> [WRITTEN TASK 1]: Convert the records, from their first line through the line containing "panel-frame [504,186,635,329]", inclusive, into a Markdown table with the columns Row and Record line, omitting any blank lines.

At last, the Supreme Court of the United States can have its say on the protectability of the subjects of ‘pop art’. In 1984, Vanity Fair magazine received a licence from photographer Lynn Goldsmith to use her 1981 portrait of Prince, which she had shot on assignment for Newsweek. Fast forward to 2017, when Vanity Fair published a special issue to pay homage to the recently deceased musician that featured ‘Orange Prince’ – Andy Warhol’s pop art depiction of Goldsmith’s photograph. The question of whether Warhol’s Prince silkscreens may be considered fair use has now made its way up to the US Supreme Court, and on October 12th of this year, oral arguments were heard from both sides. This is the second part of a two-part instalment outlining the arguments that were made in the matter of Andy Warhol Foundation for the Arts v Goldsmith.

In determining fair use according to the statute, one of the primary points of contention involved the meaning behind the “purpose and character” of the alleged use. The Warhol Foundation contended that the purpose of ‘Orange Prince’ was to comment on modern society, thereby conveying unto the original an entirely different meaning and message. Lisa Blatt, representing Goldsmith, proposed that one may just as easily argue that the “purpose” of both uses was the commercial licensing of the works for publication. Blatt’s arguments were supported by Yaira Dubin, representing the Justice Department, who also highlighted the foundation’s commercial licensing of Warhol’s work, saying that “using another artist’s work as a starting point to turn around and compete directly with their original has never been considered fair.”

Of course, the magnitude of such a household name as Andy Warhol’s was not lost to the court. Justice Kagan questioned the influence such a name might have on the query: “Now we know who Andy Warhol was and what he was doing and what his works have been taken to mean. So it’s easy to say that there’s something importantly new in what he did with this image.” On the other hand, Justice Kagan also acknowledged that there must be a reason why Warhol’s art is hung up on the walls of museums: “[W]hy do museums show Andy Warhol? They show Andy Warhol because he was a transformative artist, because he took a bunch of photographs and he made them mean something completely different.”

> [WRITTEN TASK 2]: Continue the passage on the Supreme Court fair use case over Andy Warhol's Prince images from its last sentence.

(Element and region data)
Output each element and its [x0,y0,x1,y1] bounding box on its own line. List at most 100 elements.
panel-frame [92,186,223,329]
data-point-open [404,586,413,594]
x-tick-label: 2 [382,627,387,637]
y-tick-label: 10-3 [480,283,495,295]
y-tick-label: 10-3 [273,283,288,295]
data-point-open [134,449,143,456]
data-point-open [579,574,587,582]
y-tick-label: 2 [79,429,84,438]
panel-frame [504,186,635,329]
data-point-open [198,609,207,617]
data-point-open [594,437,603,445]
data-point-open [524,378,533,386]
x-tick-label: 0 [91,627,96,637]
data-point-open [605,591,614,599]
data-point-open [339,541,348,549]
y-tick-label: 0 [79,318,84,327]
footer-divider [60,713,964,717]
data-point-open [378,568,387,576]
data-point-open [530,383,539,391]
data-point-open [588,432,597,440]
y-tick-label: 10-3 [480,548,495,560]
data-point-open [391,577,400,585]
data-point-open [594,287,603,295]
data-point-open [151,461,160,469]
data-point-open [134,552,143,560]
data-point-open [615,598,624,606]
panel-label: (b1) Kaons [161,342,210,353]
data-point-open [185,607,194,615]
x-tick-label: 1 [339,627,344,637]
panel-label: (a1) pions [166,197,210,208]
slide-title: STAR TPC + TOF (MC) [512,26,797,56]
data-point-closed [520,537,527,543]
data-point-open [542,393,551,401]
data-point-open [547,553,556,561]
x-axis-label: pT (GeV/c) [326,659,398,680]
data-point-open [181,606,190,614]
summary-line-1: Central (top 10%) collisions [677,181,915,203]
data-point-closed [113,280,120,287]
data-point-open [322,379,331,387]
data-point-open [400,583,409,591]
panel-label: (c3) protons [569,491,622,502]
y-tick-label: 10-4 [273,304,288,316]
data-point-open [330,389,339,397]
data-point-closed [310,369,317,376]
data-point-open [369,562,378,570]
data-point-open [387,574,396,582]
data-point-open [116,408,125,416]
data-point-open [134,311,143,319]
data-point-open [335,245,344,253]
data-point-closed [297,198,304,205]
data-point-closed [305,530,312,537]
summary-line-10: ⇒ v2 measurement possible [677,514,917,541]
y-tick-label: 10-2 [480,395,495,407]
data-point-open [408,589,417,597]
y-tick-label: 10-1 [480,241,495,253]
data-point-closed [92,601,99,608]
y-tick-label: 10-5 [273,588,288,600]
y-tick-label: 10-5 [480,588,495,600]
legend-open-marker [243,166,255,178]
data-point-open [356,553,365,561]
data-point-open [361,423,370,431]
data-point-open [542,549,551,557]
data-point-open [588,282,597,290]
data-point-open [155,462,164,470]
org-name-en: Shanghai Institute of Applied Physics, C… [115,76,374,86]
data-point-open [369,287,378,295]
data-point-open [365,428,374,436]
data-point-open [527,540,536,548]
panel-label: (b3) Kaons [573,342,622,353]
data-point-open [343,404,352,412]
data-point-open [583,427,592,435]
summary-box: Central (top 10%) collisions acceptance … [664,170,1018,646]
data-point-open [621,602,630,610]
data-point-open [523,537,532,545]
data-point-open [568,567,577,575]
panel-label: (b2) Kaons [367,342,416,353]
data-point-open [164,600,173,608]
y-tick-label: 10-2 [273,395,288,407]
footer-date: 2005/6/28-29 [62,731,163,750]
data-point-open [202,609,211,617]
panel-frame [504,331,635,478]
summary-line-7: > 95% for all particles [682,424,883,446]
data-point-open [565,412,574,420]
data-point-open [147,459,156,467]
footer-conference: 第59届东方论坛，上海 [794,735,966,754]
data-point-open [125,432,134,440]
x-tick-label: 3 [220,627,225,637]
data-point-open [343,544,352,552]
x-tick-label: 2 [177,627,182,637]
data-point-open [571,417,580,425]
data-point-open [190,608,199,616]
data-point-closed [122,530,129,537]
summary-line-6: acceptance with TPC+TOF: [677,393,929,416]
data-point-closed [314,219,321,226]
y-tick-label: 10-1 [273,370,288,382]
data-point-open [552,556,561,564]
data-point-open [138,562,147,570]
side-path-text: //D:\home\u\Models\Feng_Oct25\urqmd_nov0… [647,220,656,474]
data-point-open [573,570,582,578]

> [FINAL ANSWER 1]:
| Row | Record line |
|---|---|
| 1 | Output each element and its [x0,y0,x1,y1] bounding box on its own line. List at most 100 elements. |
| 2 | panel-frame [92,186,223,329] |
| 3 | data-point-open [404,586,413,594] |
| 4 | x-tick-label: 2 [382,627,387,637] |
| 5 | y-tick-label: 10-3 [480,283,495,295] |
| 6 | y-tick-label: 10-3 [273,283,288,295] |
| 7 | data-point-open [134,449,143,456] |
| 8 | data-point-open [579,574,587,582] |
| 9 | y-tick-label: 2 [79,429,84,438] |
| 10 | panel-frame [504,186,635,329] |

> [FINAL ANSWER 2]:
The Supreme Court judges addressed a statement made by the US Court of Appeals for the 2nd Circuit, which ruled in favour of Goldsmith. The Court of Appeals had warned that judges “should not assume the role of art critic and seek to ascertain the intent behind or meaning of the works at issue.” Justice Alito, in particular, seemed to disagree with the statement, pondering the kind of perspective that would be appropriate in determining such distinctions: “Well, suppose that [somebody]...made an almost exact copy [of the Mona Lisa]…If you showed [the two works] to most people today, they would say, well, all right, brown dress, blue dress, red dress, doesn’t make any difference, right?...But, if you called somebody who knows something about Renaissance art, the person would say that makes a big difference.”

The commentary strikes at the ambiguity often found in determining cases involving intellectual property, if only because there is an inherently subjective element to construing creations of the mind. However, though patent law has the “person of ordinary skill in the art” standard and trademark law has the “ordinary casual consumer somewhat in a hurry” standard, copyright law often relies on a judge’s evaluation of whether infringement has occurred.

There is much to be anticipated from the Supreme Court’s final decision, the kind of effect such a decision might have on the world of art and photography, as well as whether a ruling in favour of the foundation would indeed “decimate the art of photography by destroying the incentive to create the art in the first place,” as Blatt argues.